---------- PROVIDED DATA
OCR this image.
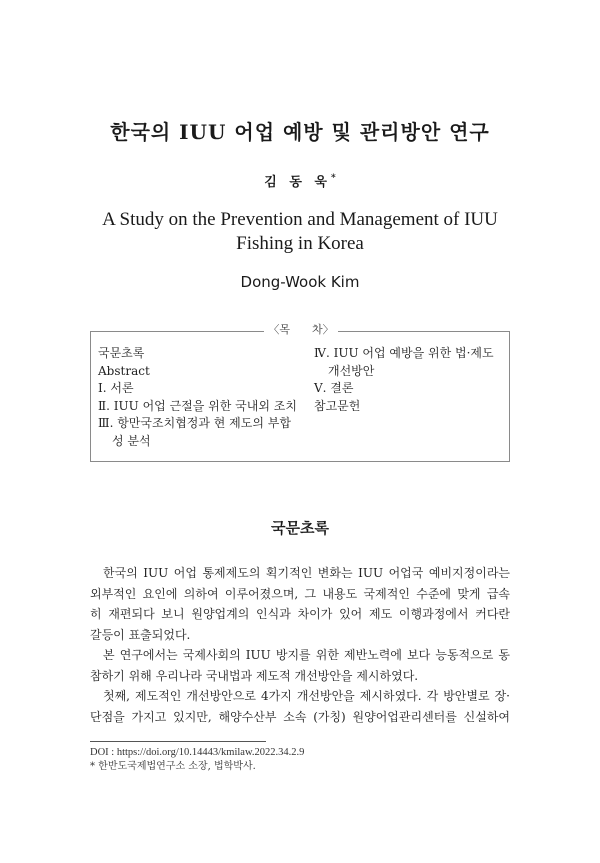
한국의 IUU 어업 예방 및 관리방안 연구
김 동 욱*
A Study on the Prevention and Management of IUU
Fishing in Korea
Dong-Wook Kim
〈목　　차〉
국문초록
Abstract
Ⅰ. 서론
Ⅱ. IUU 어업 근절을 위한 국내외 조치
Ⅲ. 항만국조치협정과 현 제도의 부합
성 분석
Ⅳ. IUU 어업 예방을 위한 법·제도
개선방안
Ⅴ. 결론
참고문헌
국문초록
한국의 IUU 어업 통제제도의 획기적인 변화는 IUU 어업국 예비지정이라는
외부적인 요인에 의하여 이루어졌으며, 그 내용도 국제적인 수준에 맞게 급속
히 재편되다 보니 원양업계의 인식과 차이가 있어 제도 이행과정에서 커다란
갈등이 표출되었다.
본 연구에서는 국제사회의 IUU 방지를 위한 제반노력에 보다 능동적으로 동
참하기 위해 우리나라 국내법과 제도적 개선방안을 제시하였다.
첫째, 제도적인 개선방안으로 4가지 개선방안을 제시하였다. 각 방안별로 장·
단점을 가지고 있지만, 해양수산부 소속 (가칭) 원양어업관리센터를 신설하여
DOI : https://doi.org/10.14443/kmilaw.2022.34.2.9
* 한반도국제법연구소 소장, 법학박사.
--------------------
> PROBLEM DESCRIPTION: Keep every word of the data as it is when you write it out, but drop the pictures.

> FINISHED ANSWER:
OCR this image.
한국의 IUU 어업 예방 및 관리방안 연구
김 동 욱*
A Study on the Prevention and Management of IUU
Fishing in Korea
Dong-Wook Kim
〈목　　차〉
국문초록
Abstract
Ⅰ. 서론
Ⅱ. IUU 어업 근절을 위한 국내외 조치
Ⅲ. 항만국조치협정과 현 제도의 부합
성 분석
Ⅳ. IUU 어업 예방을 위한 법·제도
개선방안
Ⅴ. 결론
참고문헌
국문초록
한국의 IUU 어업 통제제도의 획기적인 변화는 IUU 어업국 예비지정이라는
외부적인 요인에 의하여 이루어졌으며, 그 내용도 국제적인 수준에 맞게 급속
히 재편되다 보니 원양업계의 인식과 차이가 있어 제도 이행과정에서 커다란
갈등이 표출되었다.
본 연구에서는 국제사회의 IUU 방지를 위한 제반노력에 보다 능동적으로 동
참하기 위해 우리나라 국내법과 제도적 개선방안을 제시하였다.
첫째, 제도적인 개선방안으로 4가지 개선방안을 제시하였다. 각 방안별로 장·
단점을 가지고 있지만, 해양수산부 소속 (가칭) 원양어업관리센터를 신설하여
DOI : https://doi.org/10.14443/kmilaw.2022.34.2.9
* 한반도국제법연구소 소장, 법학박사.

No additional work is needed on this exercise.